**Problem requirements**
Give every line from the entries that contains "source".
+++ Information shown +++
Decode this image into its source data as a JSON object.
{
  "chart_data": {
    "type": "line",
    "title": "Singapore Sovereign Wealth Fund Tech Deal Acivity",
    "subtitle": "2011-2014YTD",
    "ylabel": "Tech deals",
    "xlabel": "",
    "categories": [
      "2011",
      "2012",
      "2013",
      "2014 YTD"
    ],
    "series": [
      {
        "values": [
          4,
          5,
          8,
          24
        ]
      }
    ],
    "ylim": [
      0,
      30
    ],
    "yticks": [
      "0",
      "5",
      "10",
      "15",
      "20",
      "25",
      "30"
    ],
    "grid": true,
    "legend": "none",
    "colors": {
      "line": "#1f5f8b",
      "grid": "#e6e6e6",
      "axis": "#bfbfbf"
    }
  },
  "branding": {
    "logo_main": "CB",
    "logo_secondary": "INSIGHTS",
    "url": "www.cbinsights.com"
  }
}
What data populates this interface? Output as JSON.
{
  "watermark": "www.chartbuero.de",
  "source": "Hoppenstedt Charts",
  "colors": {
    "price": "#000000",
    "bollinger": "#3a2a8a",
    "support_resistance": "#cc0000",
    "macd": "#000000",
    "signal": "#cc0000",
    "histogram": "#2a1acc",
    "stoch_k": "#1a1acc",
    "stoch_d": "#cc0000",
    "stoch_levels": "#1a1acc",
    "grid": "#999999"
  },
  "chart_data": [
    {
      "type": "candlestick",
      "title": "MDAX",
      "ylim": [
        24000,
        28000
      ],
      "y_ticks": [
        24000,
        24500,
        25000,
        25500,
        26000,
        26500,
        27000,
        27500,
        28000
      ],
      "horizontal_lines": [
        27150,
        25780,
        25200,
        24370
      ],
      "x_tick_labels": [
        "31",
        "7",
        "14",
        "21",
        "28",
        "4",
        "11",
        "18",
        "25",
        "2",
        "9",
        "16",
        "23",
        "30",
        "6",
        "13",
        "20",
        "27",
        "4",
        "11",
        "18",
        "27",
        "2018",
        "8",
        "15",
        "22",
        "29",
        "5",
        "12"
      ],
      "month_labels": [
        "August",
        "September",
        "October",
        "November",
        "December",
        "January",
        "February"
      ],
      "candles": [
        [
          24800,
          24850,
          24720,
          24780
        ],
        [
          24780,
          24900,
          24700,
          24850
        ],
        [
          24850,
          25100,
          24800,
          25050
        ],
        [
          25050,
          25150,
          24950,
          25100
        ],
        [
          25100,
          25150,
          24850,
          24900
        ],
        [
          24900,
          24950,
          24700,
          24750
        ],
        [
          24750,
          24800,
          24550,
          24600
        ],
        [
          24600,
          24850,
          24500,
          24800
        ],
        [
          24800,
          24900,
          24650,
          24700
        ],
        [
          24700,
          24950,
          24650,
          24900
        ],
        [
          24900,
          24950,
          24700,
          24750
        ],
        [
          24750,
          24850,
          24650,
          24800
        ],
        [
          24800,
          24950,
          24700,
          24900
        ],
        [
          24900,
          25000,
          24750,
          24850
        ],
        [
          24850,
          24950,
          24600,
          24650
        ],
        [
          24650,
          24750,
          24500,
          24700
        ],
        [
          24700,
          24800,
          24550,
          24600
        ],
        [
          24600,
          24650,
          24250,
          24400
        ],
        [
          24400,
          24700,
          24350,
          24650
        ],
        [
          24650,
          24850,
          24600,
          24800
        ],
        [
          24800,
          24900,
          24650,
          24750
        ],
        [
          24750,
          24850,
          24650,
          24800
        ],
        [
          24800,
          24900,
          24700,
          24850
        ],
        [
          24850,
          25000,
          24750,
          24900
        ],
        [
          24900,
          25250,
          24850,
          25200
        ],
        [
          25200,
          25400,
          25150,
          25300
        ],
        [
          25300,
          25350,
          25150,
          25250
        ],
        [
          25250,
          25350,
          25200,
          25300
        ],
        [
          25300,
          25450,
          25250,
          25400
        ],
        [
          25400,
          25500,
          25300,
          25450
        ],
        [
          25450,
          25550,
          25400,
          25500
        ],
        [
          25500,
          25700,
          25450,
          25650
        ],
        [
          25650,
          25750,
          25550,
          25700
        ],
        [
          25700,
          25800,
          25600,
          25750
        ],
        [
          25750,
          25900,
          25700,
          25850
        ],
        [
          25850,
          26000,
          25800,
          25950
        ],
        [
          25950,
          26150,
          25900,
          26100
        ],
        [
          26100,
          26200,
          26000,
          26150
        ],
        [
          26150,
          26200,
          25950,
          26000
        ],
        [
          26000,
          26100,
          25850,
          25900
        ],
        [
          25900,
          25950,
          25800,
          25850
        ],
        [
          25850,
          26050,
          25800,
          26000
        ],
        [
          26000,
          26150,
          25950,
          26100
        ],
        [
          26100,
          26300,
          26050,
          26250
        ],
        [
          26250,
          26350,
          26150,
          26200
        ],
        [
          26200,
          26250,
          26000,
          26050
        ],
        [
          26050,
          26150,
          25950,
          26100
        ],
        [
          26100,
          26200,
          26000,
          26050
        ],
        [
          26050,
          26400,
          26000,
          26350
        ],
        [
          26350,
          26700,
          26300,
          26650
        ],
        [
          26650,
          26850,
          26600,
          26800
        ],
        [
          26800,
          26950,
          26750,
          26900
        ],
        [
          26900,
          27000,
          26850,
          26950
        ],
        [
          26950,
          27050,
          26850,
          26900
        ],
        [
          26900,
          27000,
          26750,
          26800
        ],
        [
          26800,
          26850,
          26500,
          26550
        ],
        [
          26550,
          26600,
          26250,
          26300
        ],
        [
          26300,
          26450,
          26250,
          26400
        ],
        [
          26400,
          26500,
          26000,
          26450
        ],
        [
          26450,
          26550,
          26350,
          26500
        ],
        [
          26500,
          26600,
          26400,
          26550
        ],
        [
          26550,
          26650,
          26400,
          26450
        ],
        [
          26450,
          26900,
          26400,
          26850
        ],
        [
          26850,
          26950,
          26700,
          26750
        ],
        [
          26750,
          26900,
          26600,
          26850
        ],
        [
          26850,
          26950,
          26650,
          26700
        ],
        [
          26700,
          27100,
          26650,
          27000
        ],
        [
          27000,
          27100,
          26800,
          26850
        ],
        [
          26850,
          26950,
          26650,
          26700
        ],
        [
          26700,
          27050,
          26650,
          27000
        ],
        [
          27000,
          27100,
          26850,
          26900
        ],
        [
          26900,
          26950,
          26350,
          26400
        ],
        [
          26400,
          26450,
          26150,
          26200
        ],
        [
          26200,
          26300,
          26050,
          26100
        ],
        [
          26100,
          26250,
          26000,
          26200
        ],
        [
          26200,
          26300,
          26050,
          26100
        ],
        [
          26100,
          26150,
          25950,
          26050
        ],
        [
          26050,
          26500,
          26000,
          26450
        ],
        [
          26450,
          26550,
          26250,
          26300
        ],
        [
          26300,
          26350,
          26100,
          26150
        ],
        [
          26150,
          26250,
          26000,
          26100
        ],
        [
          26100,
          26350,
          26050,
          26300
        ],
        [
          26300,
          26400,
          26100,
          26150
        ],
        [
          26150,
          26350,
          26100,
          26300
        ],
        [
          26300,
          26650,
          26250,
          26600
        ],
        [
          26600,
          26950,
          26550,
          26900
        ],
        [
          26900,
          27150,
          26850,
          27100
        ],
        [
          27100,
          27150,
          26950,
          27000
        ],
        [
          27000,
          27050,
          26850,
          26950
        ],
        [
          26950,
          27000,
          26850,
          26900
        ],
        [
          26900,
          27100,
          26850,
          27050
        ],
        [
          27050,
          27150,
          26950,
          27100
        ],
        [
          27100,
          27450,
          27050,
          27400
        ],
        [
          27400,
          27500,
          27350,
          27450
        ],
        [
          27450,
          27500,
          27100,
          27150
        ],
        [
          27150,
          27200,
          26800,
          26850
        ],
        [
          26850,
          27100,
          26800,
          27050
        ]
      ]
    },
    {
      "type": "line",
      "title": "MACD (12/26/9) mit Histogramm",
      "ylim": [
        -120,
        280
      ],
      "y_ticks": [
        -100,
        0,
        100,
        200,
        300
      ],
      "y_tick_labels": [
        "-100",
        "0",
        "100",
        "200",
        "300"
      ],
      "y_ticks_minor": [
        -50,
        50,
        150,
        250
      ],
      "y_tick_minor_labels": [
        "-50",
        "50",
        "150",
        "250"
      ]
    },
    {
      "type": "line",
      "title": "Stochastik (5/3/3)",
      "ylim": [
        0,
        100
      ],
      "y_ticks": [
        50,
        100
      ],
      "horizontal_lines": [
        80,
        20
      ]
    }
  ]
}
+++
**Written answer**
Decode this image into its source data as a JSON object.
  "source": "Hoppenstedt Charts",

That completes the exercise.